▸ **What this exercise asks**:
A - Please name each distinct method the code in the jQuery thread calls on a jQuery object, listing each only once.
B - Echo the jQuery thread word for word, starting at "Jquery: why my" and stopping after "to achieve this.".
* Begin Document extract *
Jquery: why my 'find()' method not updating?

Question by 3gwebtrain

3gwebtrain3gwebtrain

i have a function to find the length of finding class, but it not working always return the length is ‘0’;

some thing is wrong with my code: can any one advice me the proper way. but i need to use the same structure of the code style to achieve this.

look on to my code :

<div id='list'>
  <ul>
        <li>1</li>
        <li>2</li>
        <li>3</li>
        <li>4</li>
        <li>5</li>      
  </ul>
    <p></p>
</div>​

function callMe(params){
    $(params.list).click(function(){
       $(this).addClass('c_on');
        var length = $(params.list).find('.c_on').length;
        $('p').text(length)// return always 0, even i clicked no.of list.        
    })
}

$(document).ready(function(){
    var obj = {
        list : $('ul').find('li')      
    }
   callMe(obj);
})

style :

li.c_on{
border:1px solid green;
}


​Here is the fiddle : http://jsfiddle.net/AeGvf/1/

Answer by mu is too short

mu is too shortmu is too short

You’re using find:

Get the descendants of each element in the current set of matched elements, filtered by a selector, jQuery object, or element.

when you should be using filter:

Reduce the set of matched elements to those that match the selector or pass the function’s test.
* End Document extract *
* Begin Listing *
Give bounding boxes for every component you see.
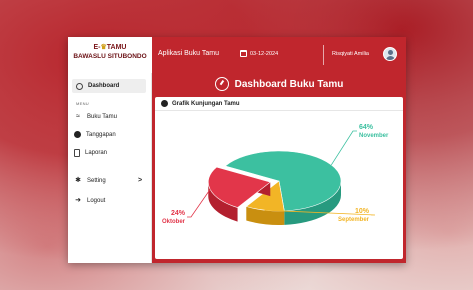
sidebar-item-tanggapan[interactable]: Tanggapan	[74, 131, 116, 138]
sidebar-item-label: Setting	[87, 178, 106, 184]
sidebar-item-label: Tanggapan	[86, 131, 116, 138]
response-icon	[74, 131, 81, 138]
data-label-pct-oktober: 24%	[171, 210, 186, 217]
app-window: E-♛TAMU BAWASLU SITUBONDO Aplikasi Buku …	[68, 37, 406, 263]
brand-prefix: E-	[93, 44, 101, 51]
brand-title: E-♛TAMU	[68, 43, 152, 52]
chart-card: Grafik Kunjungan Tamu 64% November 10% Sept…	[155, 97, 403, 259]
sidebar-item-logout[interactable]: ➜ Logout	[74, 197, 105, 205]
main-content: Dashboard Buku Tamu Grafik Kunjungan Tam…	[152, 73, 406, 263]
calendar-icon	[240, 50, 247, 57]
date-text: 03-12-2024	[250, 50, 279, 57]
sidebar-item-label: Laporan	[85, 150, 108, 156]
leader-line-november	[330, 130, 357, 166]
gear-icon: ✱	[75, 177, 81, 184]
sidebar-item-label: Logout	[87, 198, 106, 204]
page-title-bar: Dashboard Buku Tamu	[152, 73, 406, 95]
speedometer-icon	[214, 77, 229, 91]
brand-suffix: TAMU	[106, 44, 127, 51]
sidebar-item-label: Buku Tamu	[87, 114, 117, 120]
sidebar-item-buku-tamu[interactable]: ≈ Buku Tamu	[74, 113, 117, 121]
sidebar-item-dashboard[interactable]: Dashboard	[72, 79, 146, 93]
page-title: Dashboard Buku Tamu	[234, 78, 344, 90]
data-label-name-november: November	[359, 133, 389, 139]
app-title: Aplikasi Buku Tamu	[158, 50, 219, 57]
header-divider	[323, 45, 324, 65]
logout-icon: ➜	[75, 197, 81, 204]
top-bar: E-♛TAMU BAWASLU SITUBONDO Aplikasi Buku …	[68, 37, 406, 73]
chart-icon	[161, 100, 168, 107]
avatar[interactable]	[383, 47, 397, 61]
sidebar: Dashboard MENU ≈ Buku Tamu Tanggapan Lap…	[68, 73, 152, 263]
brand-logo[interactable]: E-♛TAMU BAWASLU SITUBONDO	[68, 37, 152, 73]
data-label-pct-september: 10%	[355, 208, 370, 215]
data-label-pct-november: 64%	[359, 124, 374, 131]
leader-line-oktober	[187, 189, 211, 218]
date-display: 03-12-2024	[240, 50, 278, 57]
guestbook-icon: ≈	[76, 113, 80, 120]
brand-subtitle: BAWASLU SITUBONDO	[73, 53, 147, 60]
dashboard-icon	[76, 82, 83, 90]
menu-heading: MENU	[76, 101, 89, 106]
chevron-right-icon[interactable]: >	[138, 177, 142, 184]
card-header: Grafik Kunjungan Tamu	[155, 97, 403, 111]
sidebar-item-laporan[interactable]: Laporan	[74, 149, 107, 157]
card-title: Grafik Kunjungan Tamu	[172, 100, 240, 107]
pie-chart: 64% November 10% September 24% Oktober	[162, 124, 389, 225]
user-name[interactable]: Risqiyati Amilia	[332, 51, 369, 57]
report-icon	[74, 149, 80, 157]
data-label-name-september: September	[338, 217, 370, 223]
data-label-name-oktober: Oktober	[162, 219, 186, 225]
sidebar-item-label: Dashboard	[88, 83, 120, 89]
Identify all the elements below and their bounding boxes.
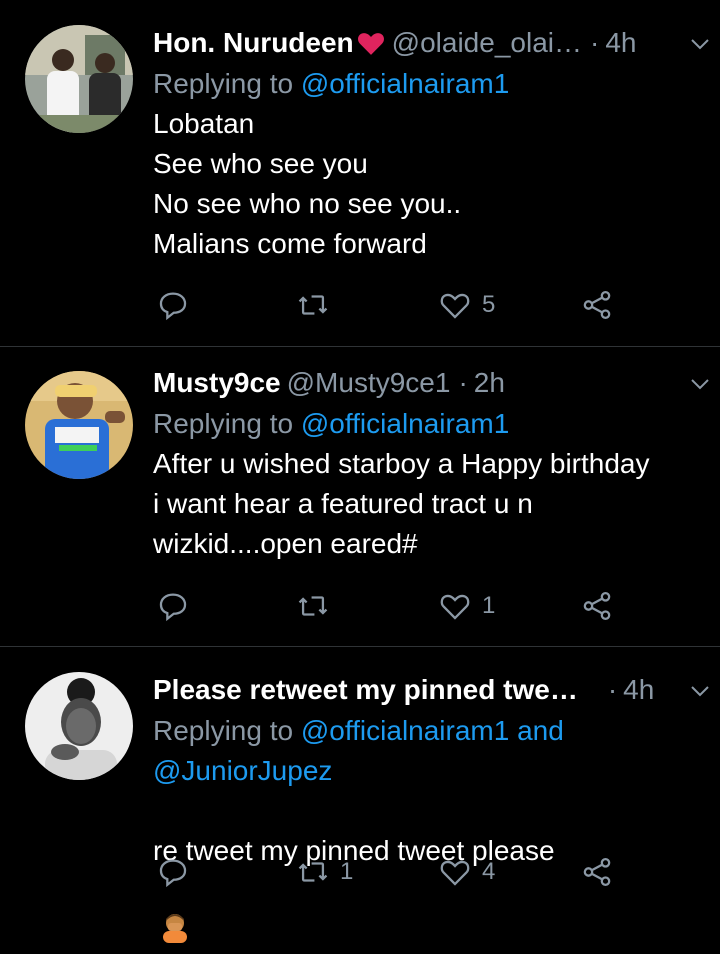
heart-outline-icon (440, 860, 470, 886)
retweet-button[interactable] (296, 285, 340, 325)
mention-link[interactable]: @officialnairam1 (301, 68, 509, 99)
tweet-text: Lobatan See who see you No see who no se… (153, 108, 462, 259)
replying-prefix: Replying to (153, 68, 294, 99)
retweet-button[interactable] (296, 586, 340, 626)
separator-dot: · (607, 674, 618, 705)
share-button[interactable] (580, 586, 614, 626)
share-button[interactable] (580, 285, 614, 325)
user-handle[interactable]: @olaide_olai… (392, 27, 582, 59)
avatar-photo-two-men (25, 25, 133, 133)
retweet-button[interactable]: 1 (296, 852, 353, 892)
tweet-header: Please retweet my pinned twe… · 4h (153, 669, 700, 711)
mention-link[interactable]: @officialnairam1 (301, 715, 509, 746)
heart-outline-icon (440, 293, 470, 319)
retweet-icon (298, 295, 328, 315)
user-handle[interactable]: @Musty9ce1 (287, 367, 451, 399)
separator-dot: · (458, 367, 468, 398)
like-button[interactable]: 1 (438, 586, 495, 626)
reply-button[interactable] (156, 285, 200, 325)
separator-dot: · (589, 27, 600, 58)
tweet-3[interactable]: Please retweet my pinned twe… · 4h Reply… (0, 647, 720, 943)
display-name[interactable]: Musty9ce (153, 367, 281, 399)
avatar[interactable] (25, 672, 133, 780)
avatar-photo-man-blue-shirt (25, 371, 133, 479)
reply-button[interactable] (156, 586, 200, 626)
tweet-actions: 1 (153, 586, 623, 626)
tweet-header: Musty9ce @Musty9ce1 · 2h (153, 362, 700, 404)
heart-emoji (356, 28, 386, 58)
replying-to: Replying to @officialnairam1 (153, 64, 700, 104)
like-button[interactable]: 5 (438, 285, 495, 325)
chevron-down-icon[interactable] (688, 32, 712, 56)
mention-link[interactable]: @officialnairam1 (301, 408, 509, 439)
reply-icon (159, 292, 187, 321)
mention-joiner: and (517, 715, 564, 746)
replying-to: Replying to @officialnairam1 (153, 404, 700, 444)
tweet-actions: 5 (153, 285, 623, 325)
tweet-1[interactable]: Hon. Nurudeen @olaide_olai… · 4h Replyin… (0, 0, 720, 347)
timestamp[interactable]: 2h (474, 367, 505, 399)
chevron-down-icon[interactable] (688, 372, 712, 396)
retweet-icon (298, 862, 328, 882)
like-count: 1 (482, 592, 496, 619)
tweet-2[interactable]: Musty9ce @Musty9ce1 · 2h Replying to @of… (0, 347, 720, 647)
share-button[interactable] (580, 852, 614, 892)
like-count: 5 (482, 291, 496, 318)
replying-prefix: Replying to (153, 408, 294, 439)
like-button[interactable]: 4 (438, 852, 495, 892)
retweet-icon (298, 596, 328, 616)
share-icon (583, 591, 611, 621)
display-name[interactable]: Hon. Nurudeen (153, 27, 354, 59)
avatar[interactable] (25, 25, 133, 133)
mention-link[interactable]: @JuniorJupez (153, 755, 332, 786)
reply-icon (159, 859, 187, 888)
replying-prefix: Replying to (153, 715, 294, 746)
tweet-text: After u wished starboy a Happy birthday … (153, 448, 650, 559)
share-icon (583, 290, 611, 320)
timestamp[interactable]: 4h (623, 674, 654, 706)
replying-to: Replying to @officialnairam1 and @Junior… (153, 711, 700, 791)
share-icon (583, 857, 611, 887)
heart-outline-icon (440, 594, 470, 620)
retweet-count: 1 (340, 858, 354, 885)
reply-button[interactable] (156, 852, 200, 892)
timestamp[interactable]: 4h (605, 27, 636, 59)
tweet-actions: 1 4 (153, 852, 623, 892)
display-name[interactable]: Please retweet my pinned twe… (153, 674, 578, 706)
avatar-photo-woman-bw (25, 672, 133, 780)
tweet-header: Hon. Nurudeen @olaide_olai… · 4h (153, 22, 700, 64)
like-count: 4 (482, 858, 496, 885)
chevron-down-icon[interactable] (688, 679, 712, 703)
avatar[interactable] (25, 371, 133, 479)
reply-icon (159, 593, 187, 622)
* End Listing *
▸ **The solutions**:
A - click, addClass, find, text, ready

B -
Jquery: why my 'find()' method not updating?

Question by 3gwebtrain

3gwebtrain3gwebtrain

i have a function to find the length of finding class, but it not working always return the length is ‘0’;

some thing is wrong with my code: can any one advice me the proper way. but i need to use the same structure of the code style to achieve this.